* Provided data *
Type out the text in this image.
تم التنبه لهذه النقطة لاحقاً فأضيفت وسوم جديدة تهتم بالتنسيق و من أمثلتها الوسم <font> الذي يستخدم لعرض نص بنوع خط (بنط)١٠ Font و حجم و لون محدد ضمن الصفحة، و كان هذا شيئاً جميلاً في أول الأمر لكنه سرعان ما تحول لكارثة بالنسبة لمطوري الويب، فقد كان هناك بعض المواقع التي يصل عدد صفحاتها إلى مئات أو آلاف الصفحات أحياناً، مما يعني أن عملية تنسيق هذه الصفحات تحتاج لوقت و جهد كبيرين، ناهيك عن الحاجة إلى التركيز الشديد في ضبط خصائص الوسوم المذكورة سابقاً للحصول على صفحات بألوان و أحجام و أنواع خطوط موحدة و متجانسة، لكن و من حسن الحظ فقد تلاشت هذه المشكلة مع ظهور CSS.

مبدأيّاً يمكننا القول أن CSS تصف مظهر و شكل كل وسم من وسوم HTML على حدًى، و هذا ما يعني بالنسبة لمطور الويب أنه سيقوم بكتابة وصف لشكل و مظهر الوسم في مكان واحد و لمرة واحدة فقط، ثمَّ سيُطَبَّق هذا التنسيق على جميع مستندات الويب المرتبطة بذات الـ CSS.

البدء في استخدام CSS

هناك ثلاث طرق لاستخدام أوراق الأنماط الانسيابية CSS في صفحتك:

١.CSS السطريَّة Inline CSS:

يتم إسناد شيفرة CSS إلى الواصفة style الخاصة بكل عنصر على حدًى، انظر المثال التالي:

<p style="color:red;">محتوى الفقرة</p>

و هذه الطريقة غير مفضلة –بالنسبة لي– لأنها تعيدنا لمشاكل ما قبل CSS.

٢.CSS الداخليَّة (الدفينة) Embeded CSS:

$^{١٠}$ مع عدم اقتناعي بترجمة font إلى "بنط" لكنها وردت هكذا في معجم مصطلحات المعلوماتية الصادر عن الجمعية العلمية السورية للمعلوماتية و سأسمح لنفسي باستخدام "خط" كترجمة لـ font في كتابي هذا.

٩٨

...

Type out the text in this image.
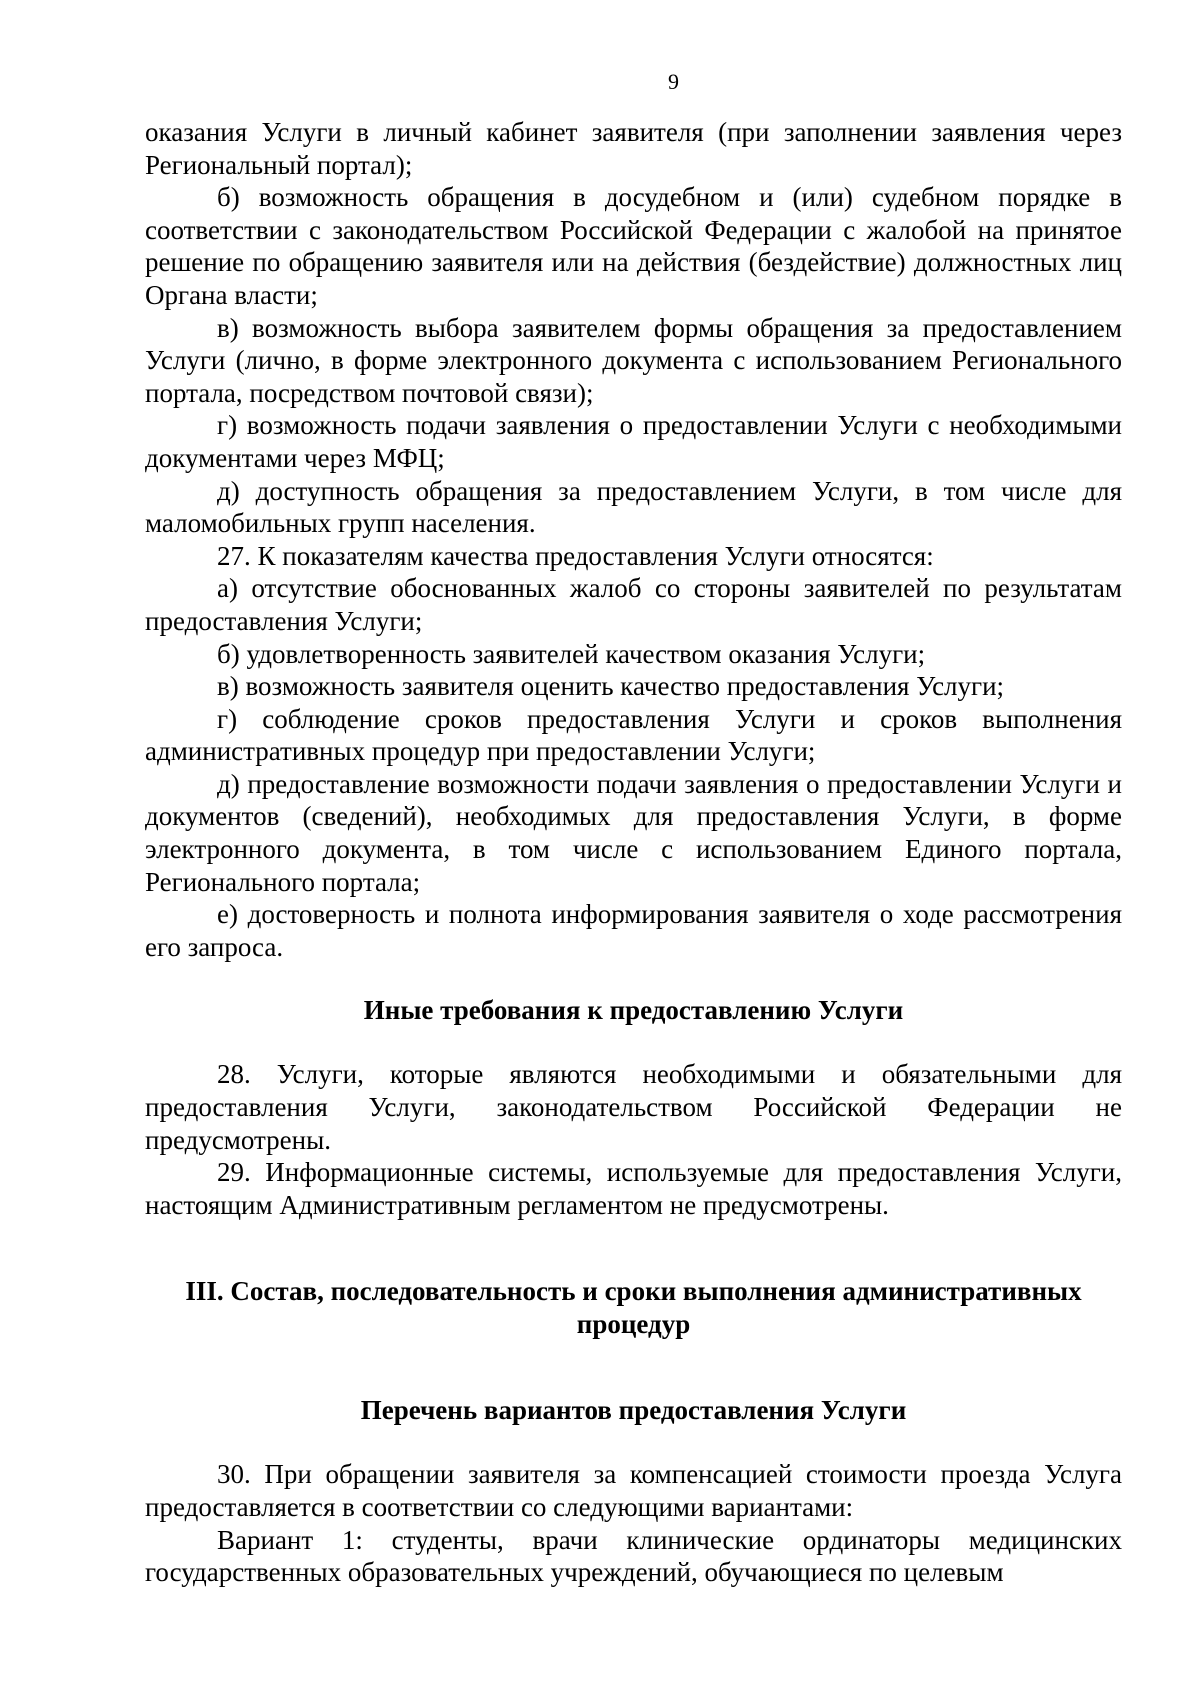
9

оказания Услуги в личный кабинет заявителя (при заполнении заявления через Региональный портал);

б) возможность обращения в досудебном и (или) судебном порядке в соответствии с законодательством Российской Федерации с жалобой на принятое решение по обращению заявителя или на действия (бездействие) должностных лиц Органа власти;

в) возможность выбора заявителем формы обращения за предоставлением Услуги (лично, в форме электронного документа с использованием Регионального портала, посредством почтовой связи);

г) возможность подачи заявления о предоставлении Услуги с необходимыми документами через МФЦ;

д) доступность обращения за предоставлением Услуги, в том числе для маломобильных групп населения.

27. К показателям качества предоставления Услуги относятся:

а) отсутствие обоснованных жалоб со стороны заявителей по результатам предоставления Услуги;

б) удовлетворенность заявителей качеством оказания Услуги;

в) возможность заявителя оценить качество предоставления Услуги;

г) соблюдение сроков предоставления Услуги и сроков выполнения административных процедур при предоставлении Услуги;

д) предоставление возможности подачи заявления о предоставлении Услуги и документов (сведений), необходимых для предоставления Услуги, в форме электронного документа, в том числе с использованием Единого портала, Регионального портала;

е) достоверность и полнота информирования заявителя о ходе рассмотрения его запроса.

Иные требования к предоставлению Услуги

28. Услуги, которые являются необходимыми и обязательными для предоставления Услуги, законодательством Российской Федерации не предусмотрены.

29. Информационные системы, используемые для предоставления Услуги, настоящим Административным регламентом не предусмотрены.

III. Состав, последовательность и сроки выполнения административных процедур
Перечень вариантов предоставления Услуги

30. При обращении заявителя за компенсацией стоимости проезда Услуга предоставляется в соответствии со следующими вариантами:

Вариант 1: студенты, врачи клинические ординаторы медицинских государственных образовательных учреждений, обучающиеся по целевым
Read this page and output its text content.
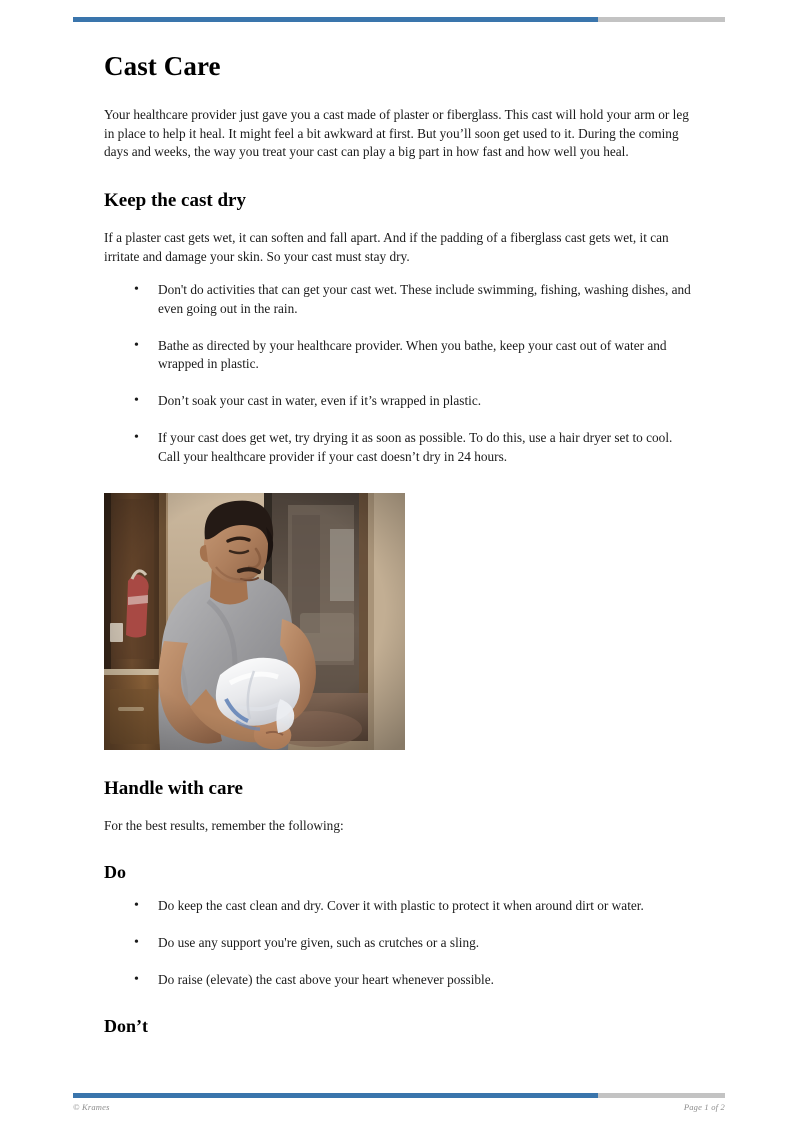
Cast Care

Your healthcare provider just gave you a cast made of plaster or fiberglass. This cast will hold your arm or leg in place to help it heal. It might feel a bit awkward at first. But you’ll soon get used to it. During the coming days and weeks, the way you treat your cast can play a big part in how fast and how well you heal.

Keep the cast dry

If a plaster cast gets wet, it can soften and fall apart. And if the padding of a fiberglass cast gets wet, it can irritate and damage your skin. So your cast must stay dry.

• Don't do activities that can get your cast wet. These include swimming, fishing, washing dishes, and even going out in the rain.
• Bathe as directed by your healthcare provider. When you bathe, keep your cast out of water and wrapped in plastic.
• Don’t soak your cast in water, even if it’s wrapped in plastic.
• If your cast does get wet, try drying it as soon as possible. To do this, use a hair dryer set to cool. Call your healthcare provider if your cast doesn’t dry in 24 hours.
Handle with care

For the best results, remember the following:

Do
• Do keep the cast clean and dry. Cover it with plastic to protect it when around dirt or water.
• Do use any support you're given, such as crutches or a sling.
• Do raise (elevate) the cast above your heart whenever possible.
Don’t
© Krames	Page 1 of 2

* What to produce *
Copy all lines from the material that hold "style".

* Exercise response *
يتم إسناد شيفرة CSS إلى الواصفة style الخاصة بكل عنصر على حدًى، انظر المثال التالي:
<p style="color:red;">محتوى الفقرة</p>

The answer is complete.